Problem to solve:
Reproduce the entries word for word, and omit any picture you find in them.
▬▬▬
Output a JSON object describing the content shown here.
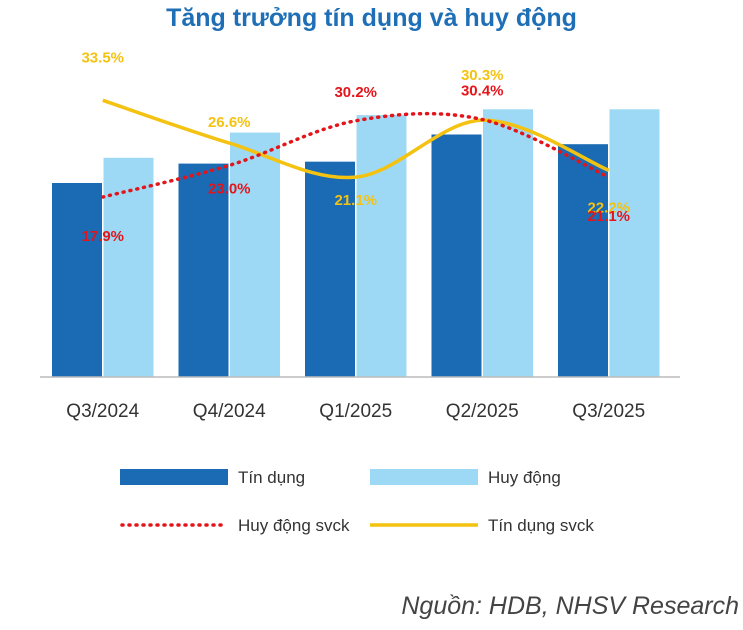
{
  "title": "Tăng trưởng tín dụng và huy động",
  "source": "Nguồn: HDB, NHSV Research",
  "colors": {
    "credit": "#1a6ab4",
    "deposit": "#9dd9f5",
    "deposit_yoy": "#e3151b",
    "credit_yoy": "#f4c211"
  },
  "chart_data": {
    "type": "bar",
    "categories": [
      "Q3/2024",
      "Q4/2024",
      "Q1/2025",
      "Q2/2025",
      "Q3/2025"
    ],
    "series": [
      {
        "name": "Tín dụng",
        "type": "bar",
        "values": [
          100,
          110,
          111,
          125,
          120
        ]
      },
      {
        "name": "Huy động",
        "type": "bar",
        "values": [
          113,
          126,
          135,
          138,
          138
        ]
      },
      {
        "name": "Huy động svck",
        "type": "line",
        "style": "dotted",
        "values": [
          17.9,
          23.0,
          30.2,
          30.4,
          21.1
        ],
        "labels": [
          "17.9%",
          "23.0%",
          "30.2%",
          "30.4%",
          "21.1%"
        ]
      },
      {
        "name": "Tín dụng svck",
        "type": "line",
        "style": "solid",
        "values": [
          33.5,
          26.6,
          21.1,
          30.3,
          22.2
        ],
        "labels": [
          "33.5%",
          "26.6%",
          "21.1%",
          "30.3%",
          "22.2%"
        ]
      }
    ],
    "legend": "bottom",
    "grid": false
  }
}
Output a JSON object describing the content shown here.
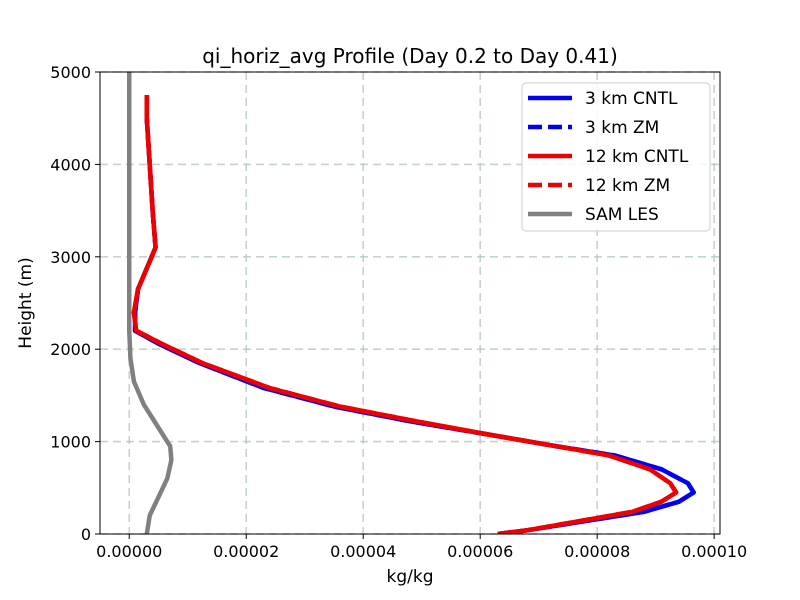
▬▬▬
The output:
Output a JSON object describing the content shown here.
{
  "title": "Tăng trưởng tín dụng và huy động",
  "source": "Nguồn: HDB, NHSV Research",
  "colors": {
    "credit": "#1a6ab4",
    "deposit": "#9dd9f5",
    "deposit_yoy": "#e3151b",
    "credit_yoy": "#f4c211"
  },
  "chart_data": {
    "type": "bar",
    "categories": [
      "Q3/2024",
      "Q4/2024",
      "Q1/2025",
      "Q2/2025",
      "Q3/2025"
    ],
    "series": [
      {
        "name": "Tín dụng",
        "type": "bar",
        "values": [
          100,
          110,
          111,
          125,
          120
        ]
      },
      {
        "name": "Huy động",
        "type": "bar",
        "values": [
          113,
          126,
          135,
          138,
          138
        ]
      },
      {
        "name": "Huy động svck",
        "type": "line",
        "style": "dotted",
        "values": [
          17.9,
          23.0,
          30.2,
          30.4,
          21.1
        ],
        "labels": [
          "17.9%",
          "23.0%",
          "30.2%",
          "30.4%",
          "21.1%"
        ]
      },
      {
        "name": "Tín dụng svck",
        "type": "line",
        "style": "solid",
        "values": [
          33.5,
          26.6,
          21.1,
          30.3,
          22.2
        ],
        "labels": [
          "33.5%",
          "26.6%",
          "21.1%",
          "30.3%",
          "22.2%"
        ]
      }
    ],
    "legend": "bottom",
    "grid": false
  }
}
Output a JSON object describing the content shown here.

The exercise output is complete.